### Task to complete
Check the listing below line by line and report how many lines hold "this", with no other words.

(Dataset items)
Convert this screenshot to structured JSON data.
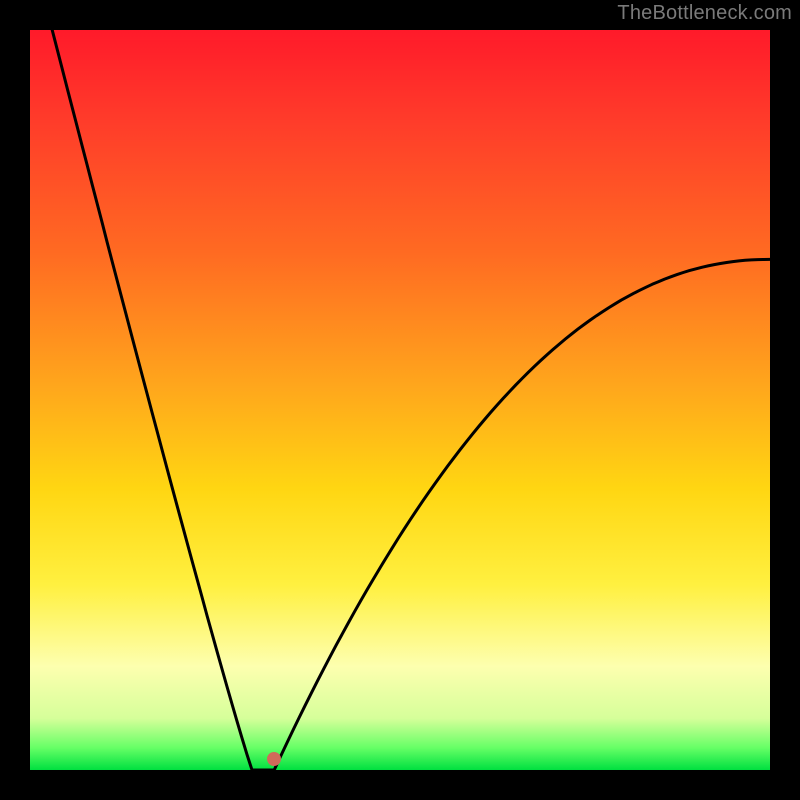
{
  "watermark": "TheBottleneck.com",
  "chart_data": {
    "type": "line",
    "title": "",
    "xlabel": "",
    "ylabel": "",
    "xlim": [
      0,
      100
    ],
    "ylim": [
      0,
      100
    ],
    "curve": {
      "left_branch_start_x": 3,
      "vertex_x": 30,
      "flat_x_end": 33,
      "right_end_x": 100,
      "right_end_y": 69
    },
    "marker": {
      "x": 33,
      "y": 1.5
    },
    "background_gradient": {
      "top": "#ff1a2a",
      "bottom": "#00e040"
    }
  }
}
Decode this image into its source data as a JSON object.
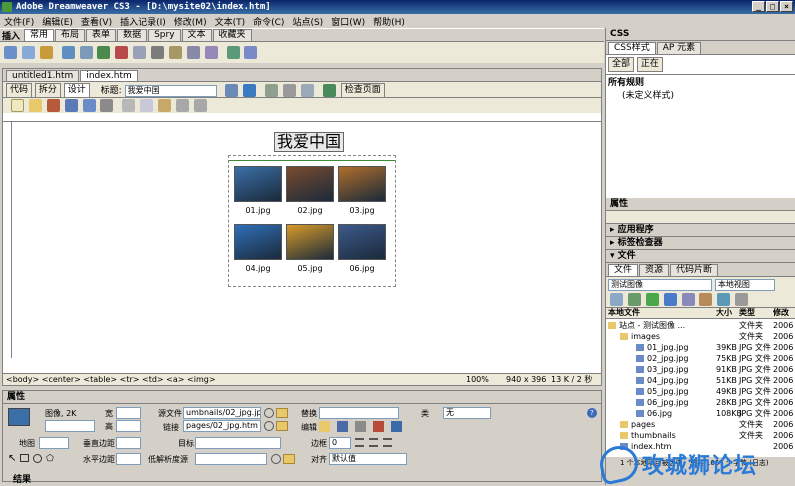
{
  "window": {
    "title": "Adobe Dreamweaver CS3 - [D:\\mysite02\\index.htm]"
  },
  "menu": [
    "文件(F)",
    "编辑(E)",
    "查看(V)",
    "插入记录(I)",
    "修改(M)",
    "文本(T)",
    "命令(C)",
    "站点(S)",
    "窗口(W)",
    "帮助(H)"
  ],
  "insert_bar": {
    "label": "插入",
    "tabs": [
      "常用",
      "布局",
      "表单",
      "数据",
      "Spry",
      "文本",
      "收藏夹"
    ]
  },
  "doc_tabs": [
    "untitled1.htm",
    "index.htm"
  ],
  "doc_toolbar": {
    "code": "代码",
    "split": "拆分",
    "design": "设计",
    "title_label": "标题:",
    "title_value": "我爱中国",
    "check_page": "检查页面"
  },
  "page_heading": "我爱中国",
  "images": [
    {
      "name": "01.jpg",
      "color": "#3b6fa8"
    },
    {
      "name": "02.jpg",
      "color": "#7a4b2e"
    },
    {
      "name": "03.jpg",
      "color": "#b06e2c"
    },
    {
      "name": "04.jpg",
      "color": "#2f6fb9"
    },
    {
      "name": "05.jpg",
      "color": "#d89a2a"
    },
    {
      "name": "06.jpg",
      "color": "#3d5a8c"
    }
  ],
  "status_bar": {
    "tags": "<body> <center> <table> <tr> <td> <a> <img>",
    "zoom": "100%",
    "size": "940 x 396",
    "kb": "13 K / 2 秒"
  },
  "properties": {
    "header": "属性",
    "image_label": "图像, 2K",
    "width_label": "宽",
    "height_label": "高",
    "src_label": "源文件",
    "src_value": "umbnails/02_jpg.jpg",
    "link_label": "链接",
    "link_value": "pages/02_jpg.htm",
    "alt_label": "替换",
    "edit_label": "编辑",
    "class_label": "类",
    "class_value": "无",
    "map_label": "地图",
    "vspace_label": "垂直边距",
    "hspace_label": "水平边距",
    "target_label": "目标",
    "lowsrc_label": "低解析度源",
    "border_label": "边框",
    "border_value": "0",
    "align_label": "对齐",
    "align_value": "默认值"
  },
  "results_label": "结果",
  "css_panel": {
    "header": "CSS",
    "tab1": "CSS样式",
    "tab2": "AP 元素",
    "btn_all": "全部",
    "btn_current": "正在",
    "rules_header": "所有规则",
    "rule_item": "(未定义样式)"
  },
  "attributes_header": "属性",
  "app_panel": "应用程序",
  "tag_inspector": "标签检查器",
  "files_panel": {
    "header": "文件",
    "tabs": [
      "文件",
      "资源",
      "代码片断"
    ],
    "site_select": "测试图像",
    "view_select": "本地视图",
    "columns": [
      "本地文件",
      "大小",
      "类型",
      "修改"
    ],
    "rows": [
      {
        "name": "站点 - 测试图像 ...",
        "size": "",
        "type": "文件夹",
        "mod": "2006"
      },
      {
        "name": "images",
        "size": "",
        "type": "文件夹",
        "mod": "2006"
      },
      {
        "name": "01_jpg.jpg",
        "size": "39KB",
        "type": "JPG 文件",
        "mod": "2006"
      },
      {
        "name": "02_jpg.jpg",
        "size": "75KB",
        "type": "JPG 文件",
        "mod": "2006"
      },
      {
        "name": "03_jpg.jpg",
        "size": "91KB",
        "type": "JPG 文件",
        "mod": "2006"
      },
      {
        "name": "04_jpg.jpg",
        "size": "51KB",
        "type": "JPG 文件",
        "mod": "2006"
      },
      {
        "name": "05_jpg.jpg",
        "size": "49KB",
        "type": "JPG 文件",
        "mod": "2006"
      },
      {
        "name": "06_jpg.jpg",
        "size": "28KB",
        "type": "JPG 文件",
        "mod": "2006"
      },
      {
        "name": "06.jpg",
        "size": "108KB",
        "type": "JPG 文件",
        "mod": "2006"
      },
      {
        "name": "pages",
        "size": "",
        "type": "文件夹",
        "mod": "2006"
      },
      {
        "name": "thumbnails",
        "size": "",
        "type": "文件夹",
        "mod": "2006"
      },
      {
        "name": "index.htm",
        "size": "",
        "type": "",
        "mod": "2006"
      }
    ],
    "status": "1 个本地项目被选中，总共 1667 个字节 (日志)"
  },
  "watermark": "攻城狮论坛"
}
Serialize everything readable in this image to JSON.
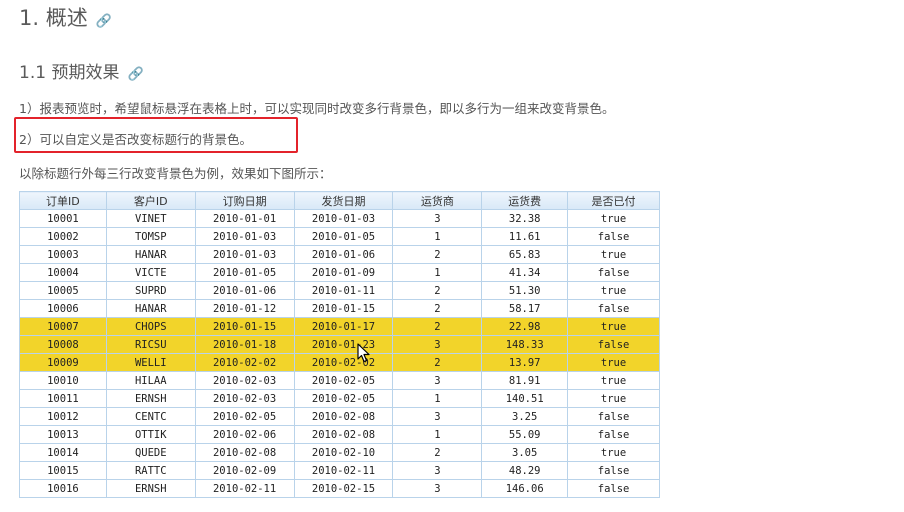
{
  "heading1": "1. 概述",
  "heading2": "1.1 预期效果",
  "paragraph1": "1）报表预览时，希望鼠标悬浮在表格上时，可以实现同时改变多行背景色，即以多行为一组来改变背景色。",
  "paragraph2": "2）可以自定义是否改变标题行的背景色。",
  "paragraph3": "以除标题行外每三行改变背景色为例，效果如下图所示：",
  "anchor_icon": "link-icon",
  "table": {
    "columns": [
      "订单ID",
      "客户ID",
      "订购日期",
      "发货日期",
      "运货商",
      "运货费",
      "是否已付"
    ],
    "highlight_color": "#f2d42a",
    "highlighted_rows": [
      6,
      7,
      8
    ],
    "rows": [
      [
        "10001",
        "VINET",
        "2010-01-01",
        "2010-01-03",
        "3",
        "32.38",
        "true"
      ],
      [
        "10002",
        "TOMSP",
        "2010-01-03",
        "2010-01-05",
        "1",
        "11.61",
        "false"
      ],
      [
        "10003",
        "HANAR",
        "2010-01-03",
        "2010-01-06",
        "2",
        "65.83",
        "true"
      ],
      [
        "10004",
        "VICTE",
        "2010-01-05",
        "2010-01-09",
        "1",
        "41.34",
        "false"
      ],
      [
        "10005",
        "SUPRD",
        "2010-01-06",
        "2010-01-11",
        "2",
        "51.30",
        "true"
      ],
      [
        "10006",
        "HANAR",
        "2010-01-12",
        "2010-01-15",
        "2",
        "58.17",
        "false"
      ],
      [
        "10007",
        "CHOPS",
        "2010-01-15",
        "2010-01-17",
        "2",
        "22.98",
        "true"
      ],
      [
        "10008",
        "RICSU",
        "2010-01-18",
        "2010-01-23",
        "3",
        "148.33",
        "false"
      ],
      [
        "10009",
        "WELLI",
        "2010-02-02",
        "2010-02-02",
        "2",
        "13.97",
        "true"
      ],
      [
        "10010",
        "HILAA",
        "2010-02-03",
        "2010-02-05",
        "3",
        "81.91",
        "true"
      ],
      [
        "10011",
        "ERNSH",
        "2010-02-03",
        "2010-02-05",
        "1",
        "140.51",
        "true"
      ],
      [
        "10012",
        "CENTC",
        "2010-02-05",
        "2010-02-08",
        "3",
        "3.25",
        "false"
      ],
      [
        "10013",
        "OTTIK",
        "2010-02-06",
        "2010-02-08",
        "1",
        "55.09",
        "false"
      ],
      [
        "10014",
        "QUEDE",
        "2010-02-08",
        "2010-02-10",
        "2",
        "3.05",
        "true"
      ],
      [
        "10015",
        "RATTC",
        "2010-02-09",
        "2010-02-11",
        "3",
        "48.29",
        "false"
      ],
      [
        "10016",
        "ERNSH",
        "2010-02-11",
        "2010-02-15",
        "3",
        "146.06",
        "false"
      ]
    ]
  }
}
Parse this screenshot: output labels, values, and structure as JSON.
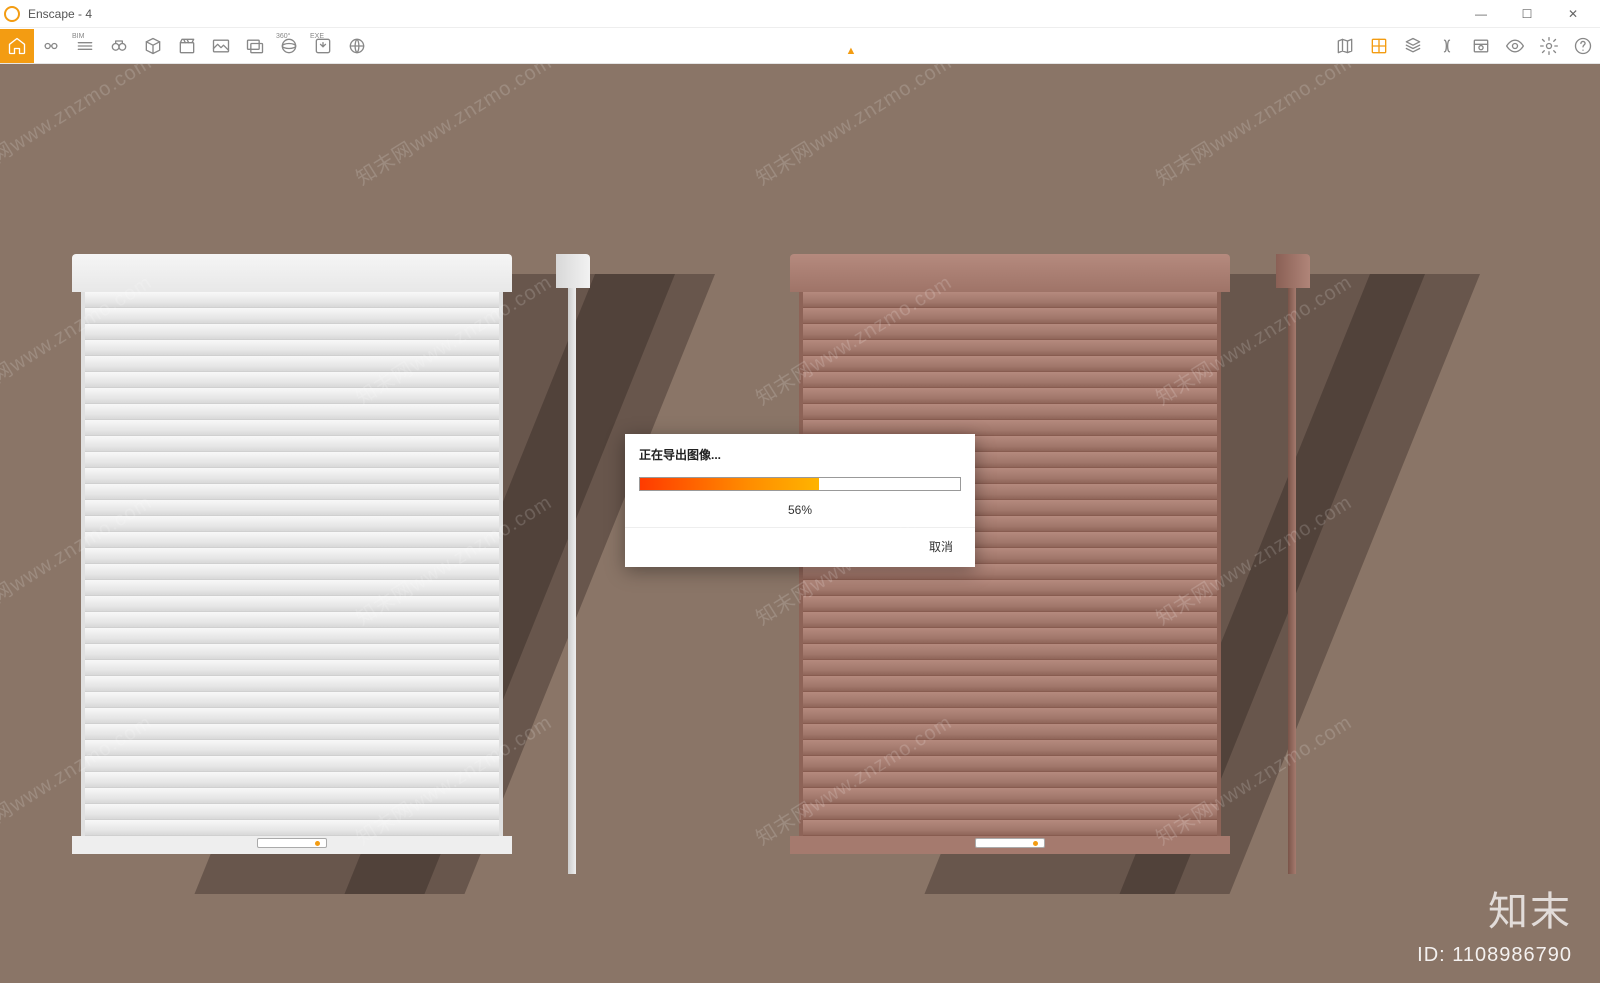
{
  "window": {
    "title": "Enscape - 4",
    "controls": {
      "minimize": "—",
      "maximize": "☐",
      "close": "✕"
    }
  },
  "toolbar": {
    "left": [
      {
        "name": "home-icon",
        "title": "home",
        "active": true
      },
      {
        "name": "link-icon",
        "title": "link"
      },
      {
        "name": "bim-icon",
        "title": "BIM",
        "badge": "BIM"
      },
      {
        "name": "binoculars-icon",
        "title": "views"
      },
      {
        "name": "box-icon",
        "title": "perspective"
      },
      {
        "name": "clapperboard-icon",
        "title": "video"
      },
      {
        "name": "screenshot-icon",
        "title": "screenshot"
      },
      {
        "name": "batch-render-icon",
        "title": "batch-render"
      },
      {
        "name": "panorama-icon",
        "title": "360",
        "badge": "360°"
      },
      {
        "name": "exe-export-icon",
        "title": "exe",
        "badge": "EXE"
      },
      {
        "name": "web-export-icon",
        "title": "web"
      }
    ],
    "right": [
      {
        "name": "map-icon",
        "title": "map"
      },
      {
        "name": "materials-icon",
        "title": "materials",
        "highlight": true
      },
      {
        "name": "assetlib-icon",
        "title": "asset-library"
      },
      {
        "name": "sound-icon",
        "title": "sound"
      },
      {
        "name": "sun-icon",
        "title": "sun"
      },
      {
        "name": "visibility-icon",
        "title": "visibility"
      },
      {
        "name": "settings-gear-icon",
        "title": "settings"
      },
      {
        "name": "help-icon",
        "title": "help"
      }
    ],
    "collapse_glyph": "▲"
  },
  "dialog": {
    "title": "正在导出图像...",
    "percent_text": "56%",
    "percent_value": 56,
    "cancel_label": "取消"
  },
  "watermark": {
    "repeat_text": "知末网www.znzmo.com",
    "logo_text": "知末",
    "id_label": "ID: 1108986790"
  },
  "colors": {
    "accent": "#f39c12",
    "bg": "#8a7567"
  }
}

### Task solution
4